Entries with figure data:

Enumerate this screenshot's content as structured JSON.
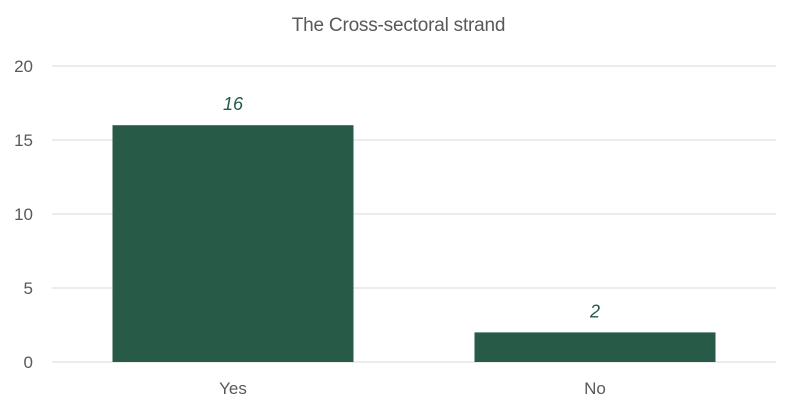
{
  "chart_data": {
    "type": "bar",
    "title": "The Cross-sectoral strand",
    "categories": [
      "Yes",
      "No"
    ],
    "values": [
      16,
      2
    ],
    "data_labels": [
      "16",
      "2"
    ],
    "xlabel": "",
    "ylabel": "",
    "ylim": [
      0,
      20
    ],
    "yticks": [
      0,
      5,
      10,
      15,
      20
    ],
    "ytick_labels": [
      "0",
      "5",
      "10",
      "15",
      "20"
    ],
    "grid": true,
    "legend": "none",
    "bar_color": "#285a48",
    "data_label_color": "#245a47"
  }
}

**What you should do:**
All the records above need to be given again word for word. Skip the pictures.

**Solution for this problem:**
Enumerate this screenshot's content as structured JSON.
{
  "chart_data": {
    "type": "bar",
    "title": "The Cross-sectoral strand",
    "categories": [
      "Yes",
      "No"
    ],
    "values": [
      16,
      2
    ],
    "data_labels": [
      "16",
      "2"
    ],
    "xlabel": "",
    "ylabel": "",
    "ylim": [
      0,
      20
    ],
    "yticks": [
      0,
      5,
      10,
      15,
      20
    ],
    "ytick_labels": [
      "0",
      "5",
      "10",
      "15",
      "20"
    ],
    "grid": true,
    "legend": "none",
    "bar_color": "#285a48",
    "data_label_color": "#245a47"
  }
}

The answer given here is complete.